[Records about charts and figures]
****************
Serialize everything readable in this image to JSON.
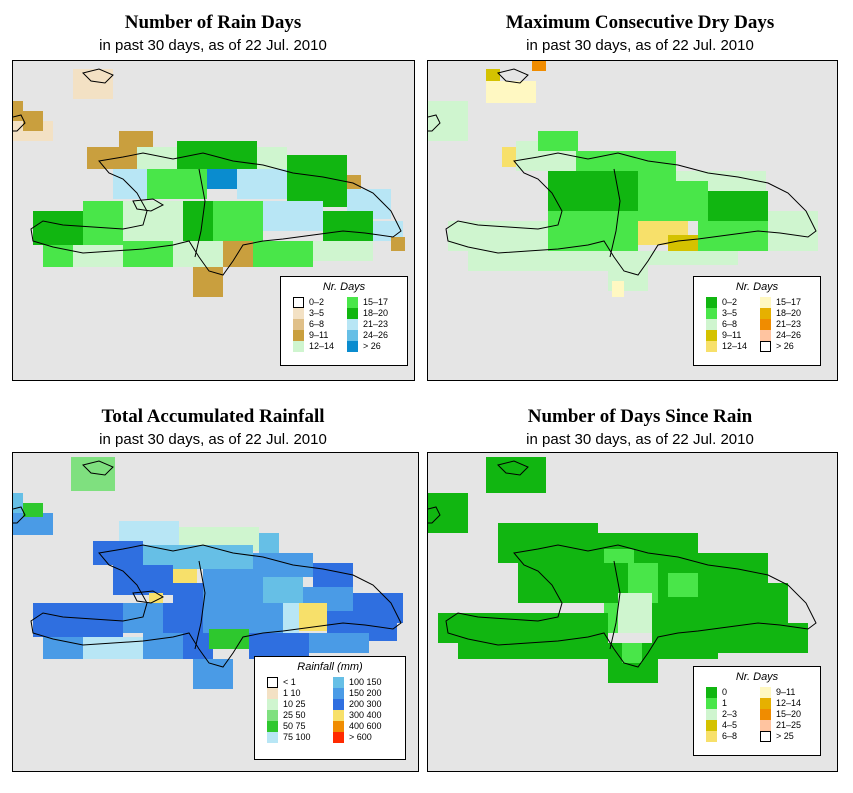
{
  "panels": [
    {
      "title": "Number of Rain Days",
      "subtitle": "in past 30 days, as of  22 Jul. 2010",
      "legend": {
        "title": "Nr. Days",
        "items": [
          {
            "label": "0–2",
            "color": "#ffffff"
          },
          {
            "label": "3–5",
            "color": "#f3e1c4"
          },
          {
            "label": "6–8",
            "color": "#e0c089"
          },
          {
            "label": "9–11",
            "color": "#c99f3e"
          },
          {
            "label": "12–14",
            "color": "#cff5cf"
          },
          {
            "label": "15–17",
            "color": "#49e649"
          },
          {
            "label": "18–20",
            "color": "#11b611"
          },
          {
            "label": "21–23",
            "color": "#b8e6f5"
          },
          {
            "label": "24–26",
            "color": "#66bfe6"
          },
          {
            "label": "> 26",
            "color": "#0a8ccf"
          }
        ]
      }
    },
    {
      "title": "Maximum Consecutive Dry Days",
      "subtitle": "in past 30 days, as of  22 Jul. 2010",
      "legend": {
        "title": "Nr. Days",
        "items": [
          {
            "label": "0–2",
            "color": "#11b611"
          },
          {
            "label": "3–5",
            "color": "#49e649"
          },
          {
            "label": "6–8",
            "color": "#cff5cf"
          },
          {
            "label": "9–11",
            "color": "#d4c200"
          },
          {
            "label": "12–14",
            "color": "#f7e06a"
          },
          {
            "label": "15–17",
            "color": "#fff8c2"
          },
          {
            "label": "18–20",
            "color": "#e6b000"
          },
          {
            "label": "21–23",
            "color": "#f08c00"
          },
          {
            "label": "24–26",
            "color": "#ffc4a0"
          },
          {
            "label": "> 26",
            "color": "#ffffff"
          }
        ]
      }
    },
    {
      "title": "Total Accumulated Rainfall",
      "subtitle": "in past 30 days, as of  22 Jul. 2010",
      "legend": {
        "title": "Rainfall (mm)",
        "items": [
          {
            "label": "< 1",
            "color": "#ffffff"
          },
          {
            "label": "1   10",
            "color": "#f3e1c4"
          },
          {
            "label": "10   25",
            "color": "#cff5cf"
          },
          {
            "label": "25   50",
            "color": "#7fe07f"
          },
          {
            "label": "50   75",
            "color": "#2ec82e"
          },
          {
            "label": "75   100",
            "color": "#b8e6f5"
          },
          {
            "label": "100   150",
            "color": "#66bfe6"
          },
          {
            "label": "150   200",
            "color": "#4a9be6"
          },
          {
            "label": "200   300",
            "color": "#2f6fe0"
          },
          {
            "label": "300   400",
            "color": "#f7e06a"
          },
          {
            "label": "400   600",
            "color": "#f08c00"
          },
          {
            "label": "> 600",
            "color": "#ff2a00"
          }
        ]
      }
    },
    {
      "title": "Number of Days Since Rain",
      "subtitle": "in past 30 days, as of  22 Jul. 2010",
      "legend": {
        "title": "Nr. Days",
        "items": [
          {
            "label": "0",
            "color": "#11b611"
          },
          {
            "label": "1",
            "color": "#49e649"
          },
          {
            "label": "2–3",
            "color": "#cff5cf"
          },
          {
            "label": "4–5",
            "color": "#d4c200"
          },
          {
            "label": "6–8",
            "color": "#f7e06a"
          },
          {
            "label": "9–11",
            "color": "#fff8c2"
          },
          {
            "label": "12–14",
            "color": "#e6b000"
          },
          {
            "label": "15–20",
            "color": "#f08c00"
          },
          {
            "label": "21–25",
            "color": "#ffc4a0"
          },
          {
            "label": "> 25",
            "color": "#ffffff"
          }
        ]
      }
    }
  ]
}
****************
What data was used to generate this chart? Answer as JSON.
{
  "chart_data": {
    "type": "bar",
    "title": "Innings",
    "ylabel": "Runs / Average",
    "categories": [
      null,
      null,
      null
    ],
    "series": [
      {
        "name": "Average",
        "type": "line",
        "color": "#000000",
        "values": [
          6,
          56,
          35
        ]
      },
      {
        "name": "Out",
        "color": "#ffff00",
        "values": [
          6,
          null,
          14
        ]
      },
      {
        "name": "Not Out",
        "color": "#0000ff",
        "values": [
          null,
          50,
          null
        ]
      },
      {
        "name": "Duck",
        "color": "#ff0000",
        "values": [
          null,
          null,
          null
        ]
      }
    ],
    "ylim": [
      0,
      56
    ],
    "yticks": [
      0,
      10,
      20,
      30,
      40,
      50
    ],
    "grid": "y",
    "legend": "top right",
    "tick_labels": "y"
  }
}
****************
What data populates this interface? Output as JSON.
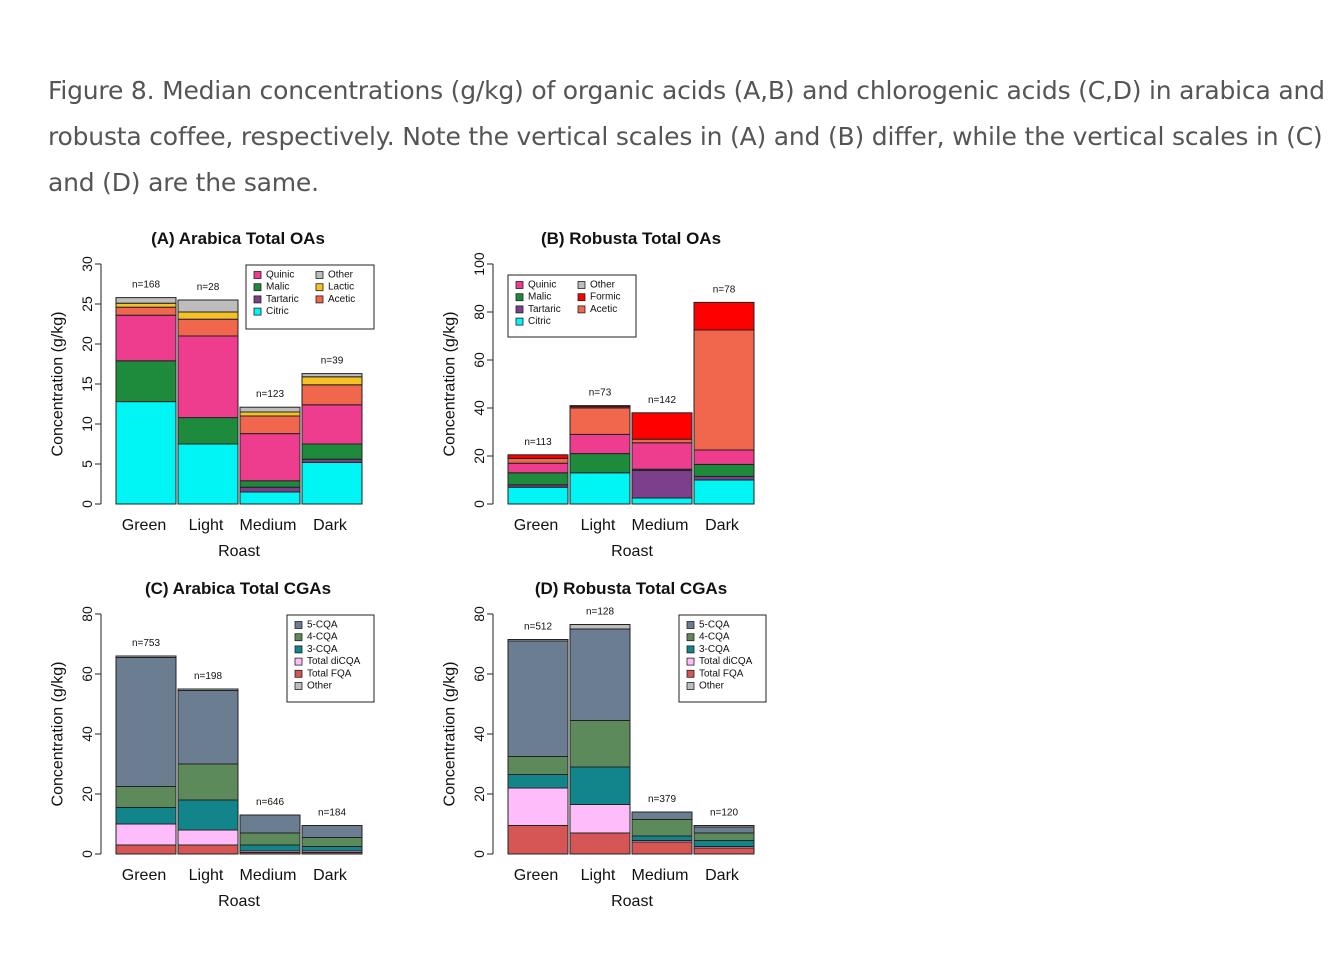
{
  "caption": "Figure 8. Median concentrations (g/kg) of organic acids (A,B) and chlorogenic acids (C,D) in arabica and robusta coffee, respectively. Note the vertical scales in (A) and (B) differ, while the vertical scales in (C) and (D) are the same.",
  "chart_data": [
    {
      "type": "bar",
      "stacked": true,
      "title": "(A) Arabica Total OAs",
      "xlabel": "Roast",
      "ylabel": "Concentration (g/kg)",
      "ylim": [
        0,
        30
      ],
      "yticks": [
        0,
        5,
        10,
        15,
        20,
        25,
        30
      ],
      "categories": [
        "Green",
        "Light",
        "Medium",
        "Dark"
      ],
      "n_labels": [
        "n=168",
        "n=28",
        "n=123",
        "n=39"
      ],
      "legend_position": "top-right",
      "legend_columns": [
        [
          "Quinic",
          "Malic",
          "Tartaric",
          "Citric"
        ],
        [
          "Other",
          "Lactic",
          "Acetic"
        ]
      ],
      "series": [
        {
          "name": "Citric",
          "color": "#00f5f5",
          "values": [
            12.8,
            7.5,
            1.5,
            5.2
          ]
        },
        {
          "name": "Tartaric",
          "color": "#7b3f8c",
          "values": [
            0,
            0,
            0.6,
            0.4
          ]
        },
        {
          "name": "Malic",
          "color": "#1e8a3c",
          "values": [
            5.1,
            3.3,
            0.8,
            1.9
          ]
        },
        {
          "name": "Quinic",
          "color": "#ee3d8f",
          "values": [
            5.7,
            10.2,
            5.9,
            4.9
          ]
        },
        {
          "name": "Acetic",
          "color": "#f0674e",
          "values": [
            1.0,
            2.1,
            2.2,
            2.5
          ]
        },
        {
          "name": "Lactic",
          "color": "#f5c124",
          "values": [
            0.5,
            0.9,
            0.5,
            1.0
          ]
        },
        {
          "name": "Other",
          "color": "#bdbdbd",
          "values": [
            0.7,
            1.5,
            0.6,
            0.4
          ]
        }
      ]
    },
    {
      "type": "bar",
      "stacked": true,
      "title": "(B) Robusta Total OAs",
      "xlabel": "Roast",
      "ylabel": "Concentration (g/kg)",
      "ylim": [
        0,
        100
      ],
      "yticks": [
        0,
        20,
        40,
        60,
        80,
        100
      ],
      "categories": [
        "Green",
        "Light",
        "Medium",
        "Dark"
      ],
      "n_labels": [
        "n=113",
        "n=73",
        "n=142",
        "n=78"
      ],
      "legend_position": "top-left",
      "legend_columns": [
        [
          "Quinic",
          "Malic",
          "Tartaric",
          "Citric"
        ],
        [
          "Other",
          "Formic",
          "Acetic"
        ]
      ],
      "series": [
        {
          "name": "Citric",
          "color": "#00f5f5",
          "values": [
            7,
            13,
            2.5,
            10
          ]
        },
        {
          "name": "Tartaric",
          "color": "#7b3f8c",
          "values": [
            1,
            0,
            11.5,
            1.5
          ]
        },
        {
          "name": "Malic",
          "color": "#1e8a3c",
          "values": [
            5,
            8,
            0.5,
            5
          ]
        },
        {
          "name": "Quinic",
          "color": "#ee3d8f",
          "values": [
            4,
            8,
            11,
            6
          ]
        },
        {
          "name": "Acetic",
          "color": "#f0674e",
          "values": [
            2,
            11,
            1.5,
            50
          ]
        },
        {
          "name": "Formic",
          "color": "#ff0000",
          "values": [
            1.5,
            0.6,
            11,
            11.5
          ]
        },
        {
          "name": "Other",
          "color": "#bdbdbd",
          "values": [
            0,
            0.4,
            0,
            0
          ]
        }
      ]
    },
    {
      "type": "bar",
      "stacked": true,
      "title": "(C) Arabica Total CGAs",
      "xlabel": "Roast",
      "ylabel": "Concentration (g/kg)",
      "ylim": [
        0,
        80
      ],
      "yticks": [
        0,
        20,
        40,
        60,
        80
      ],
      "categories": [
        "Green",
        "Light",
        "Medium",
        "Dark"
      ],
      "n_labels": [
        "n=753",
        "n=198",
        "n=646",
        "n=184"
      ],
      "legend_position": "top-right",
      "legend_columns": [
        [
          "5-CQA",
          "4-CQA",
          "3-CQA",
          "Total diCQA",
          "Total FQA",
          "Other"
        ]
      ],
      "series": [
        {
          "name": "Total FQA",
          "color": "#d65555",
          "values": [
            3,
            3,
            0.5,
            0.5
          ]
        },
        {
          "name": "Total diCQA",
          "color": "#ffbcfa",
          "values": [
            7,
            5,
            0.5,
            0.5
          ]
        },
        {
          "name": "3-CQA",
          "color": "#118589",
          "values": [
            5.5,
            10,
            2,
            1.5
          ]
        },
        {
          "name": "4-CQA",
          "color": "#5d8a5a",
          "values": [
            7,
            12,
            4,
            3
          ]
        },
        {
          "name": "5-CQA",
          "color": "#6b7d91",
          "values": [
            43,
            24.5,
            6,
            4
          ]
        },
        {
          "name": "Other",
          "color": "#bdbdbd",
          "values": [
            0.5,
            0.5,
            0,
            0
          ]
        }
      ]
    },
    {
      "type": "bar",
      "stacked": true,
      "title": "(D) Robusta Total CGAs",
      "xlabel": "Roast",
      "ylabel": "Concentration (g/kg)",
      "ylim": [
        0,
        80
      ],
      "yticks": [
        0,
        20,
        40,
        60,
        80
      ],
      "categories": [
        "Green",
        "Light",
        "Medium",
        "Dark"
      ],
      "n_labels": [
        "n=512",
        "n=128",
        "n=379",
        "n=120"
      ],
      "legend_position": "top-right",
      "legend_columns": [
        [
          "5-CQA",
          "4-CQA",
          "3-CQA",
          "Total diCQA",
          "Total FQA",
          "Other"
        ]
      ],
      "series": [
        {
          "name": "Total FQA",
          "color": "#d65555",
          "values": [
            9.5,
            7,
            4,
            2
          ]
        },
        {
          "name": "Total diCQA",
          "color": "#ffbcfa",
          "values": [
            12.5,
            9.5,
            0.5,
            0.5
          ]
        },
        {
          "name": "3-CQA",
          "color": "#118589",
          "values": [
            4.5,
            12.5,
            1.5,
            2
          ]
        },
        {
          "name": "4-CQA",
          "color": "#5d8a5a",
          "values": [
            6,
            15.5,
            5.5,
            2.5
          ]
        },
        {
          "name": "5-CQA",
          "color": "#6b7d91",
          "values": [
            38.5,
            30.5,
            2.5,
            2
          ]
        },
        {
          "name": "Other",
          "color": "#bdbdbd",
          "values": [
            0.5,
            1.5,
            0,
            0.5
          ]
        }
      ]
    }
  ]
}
****************
### WHAT TO PRODUCE:
The word "this" may turn up on some lines of these records; say how many, with no other words.

### WRITTEN ANSWER:
3